%%

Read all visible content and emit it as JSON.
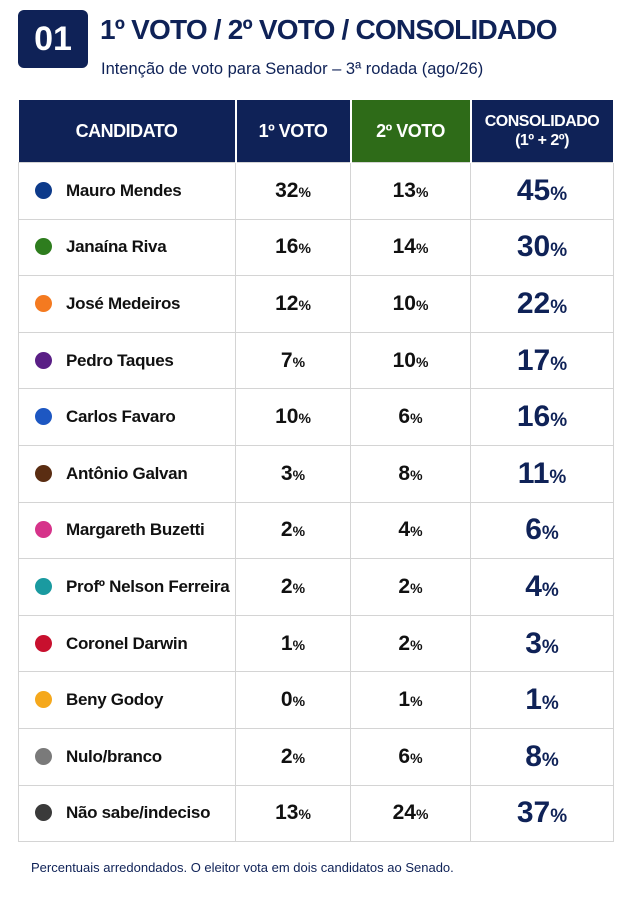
{
  "header": {
    "badge": "01",
    "title": "1º VOTO / 2º VOTO / CONSOLIDADO",
    "subtitle": "Intenção de voto para Senador – 3ª rodada (ago/26)"
  },
  "table": {
    "columns": [
      "CANDIDATO",
      "1º VOTO",
      "2º VOTO",
      "CONSOLIDADO",
      "(1º + 2º)"
    ],
    "unit": "%",
    "rows": [
      {
        "name": "Mauro Mendes",
        "color": "#0d3a8a",
        "first": 32,
        "second": 13,
        "total": 45
      },
      {
        "name": "Janaína Riva",
        "color": "#2e7d1e",
        "first": 16,
        "second": 14,
        "total": 30
      },
      {
        "name": "José Medeiros",
        "color": "#f47a20",
        "first": 12,
        "second": 10,
        "total": 22
      },
      {
        "name": "Pedro Taques",
        "color": "#5a1f86",
        "first": 7,
        "second": 10,
        "total": 17
      },
      {
        "name": "Carlos Favaro",
        "color": "#1d57c2",
        "first": 10,
        "second": 6,
        "total": 16
      },
      {
        "name": "Antônio Galvan",
        "color": "#5a2d12",
        "first": 3,
        "second": 8,
        "total": 11
      },
      {
        "name": "Margareth Buzetti",
        "color": "#d6338a",
        "first": 2,
        "second": 4,
        "total": 6
      },
      {
        "name": "Profº Nelson Ferreira",
        "color": "#1a9aa0",
        "first": 2,
        "second": 2,
        "total": 4
      },
      {
        "name": "Coronel Darwin",
        "color": "#c8102e",
        "first": 1,
        "second": 2,
        "total": 3
      },
      {
        "name": "Beny Godoy",
        "color": "#f5a81c",
        "first": 0,
        "second": 1,
        "total": 1
      },
      {
        "name": "Nulo/branco",
        "color": "#7a7a7a",
        "first": 2,
        "second": 6,
        "total": 8
      },
      {
        "name": "Não sabe/indeciso",
        "color": "#3a3a3a",
        "first": 13,
        "second": 24,
        "total": 37
      }
    ]
  },
  "footer": {
    "note": "Percentuais arredondados. O eleitor vota em dois candidatos ao Senado."
  }
}
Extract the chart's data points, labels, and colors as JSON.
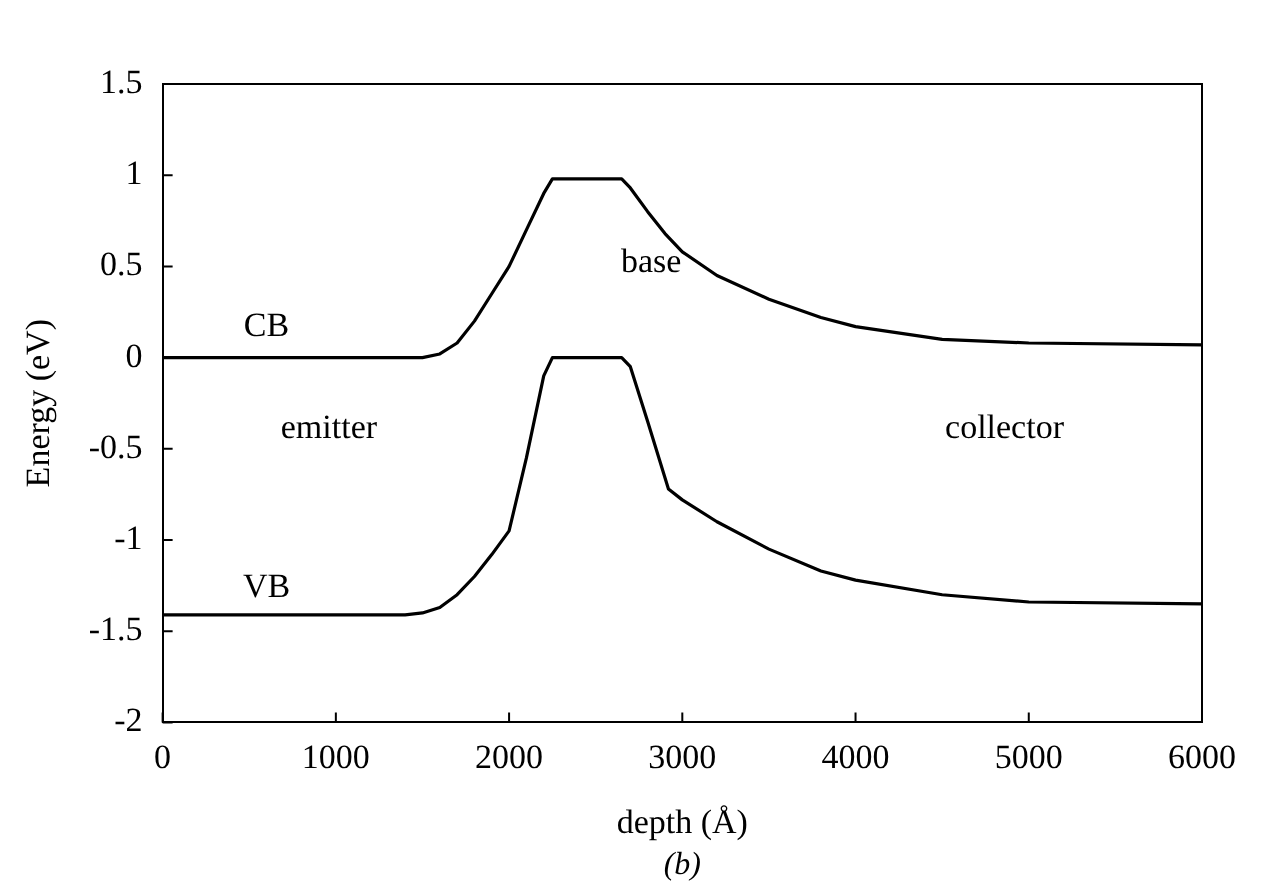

%%

GIVEN INSTRUCTION
Reproduce the material above in full, exactly, with no images.

RESPONSE TO THE TASK
Read all visible content and emit it as JSON.
{
  "header": {
    "badge": "01",
    "title": "1º VOTO / 2º VOTO / CONSOLIDADO",
    "subtitle": "Intenção de voto para Senador – 3ª rodada (ago/26)"
  },
  "table": {
    "columns": [
      "CANDIDATO",
      "1º VOTO",
      "2º VOTO",
      "CONSOLIDADO",
      "(1º + 2º)"
    ],
    "unit": "%",
    "rows": [
      {
        "name": "Mauro Mendes",
        "color": "#0d3a8a",
        "first": 32,
        "second": 13,
        "total": 45
      },
      {
        "name": "Janaína Riva",
        "color": "#2e7d1e",
        "first": 16,
        "second": 14,
        "total": 30
      },
      {
        "name": "José Medeiros",
        "color": "#f47a20",
        "first": 12,
        "second": 10,
        "total": 22
      },
      {
        "name": "Pedro Taques",
        "color": "#5a1f86",
        "first": 7,
        "second": 10,
        "total": 17
      },
      {
        "name": "Carlos Favaro",
        "color": "#1d57c2",
        "first": 10,
        "second": 6,
        "total": 16
      },
      {
        "name": "Antônio Galvan",
        "color": "#5a2d12",
        "first": 3,
        "second": 8,
        "total": 11
      },
      {
        "name": "Margareth Buzetti",
        "color": "#d6338a",
        "first": 2,
        "second": 4,
        "total": 6
      },
      {
        "name": "Profº Nelson Ferreira",
        "color": "#1a9aa0",
        "first": 2,
        "second": 2,
        "total": 4
      },
      {
        "name": "Coronel Darwin",
        "color": "#c8102e",
        "first": 1,
        "second": 2,
        "total": 3
      },
      {
        "name": "Beny Godoy",
        "color": "#f5a81c",
        "first": 0,
        "second": 1,
        "total": 1
      },
      {
        "name": "Nulo/branco",
        "color": "#7a7a7a",
        "first": 2,
        "second": 6,
        "total": 8
      },
      {
        "name": "Não sabe/indeciso",
        "color": "#3a3a3a",
        "first": 13,
        "second": 24,
        "total": 37
      }
    ]
  },
  "footer": {
    "note": "Percentuais arredondados. O eleitor vota em dois candidatos ao Senado."
  }
}
Extract the chart's data points, labels, and colors as JSON.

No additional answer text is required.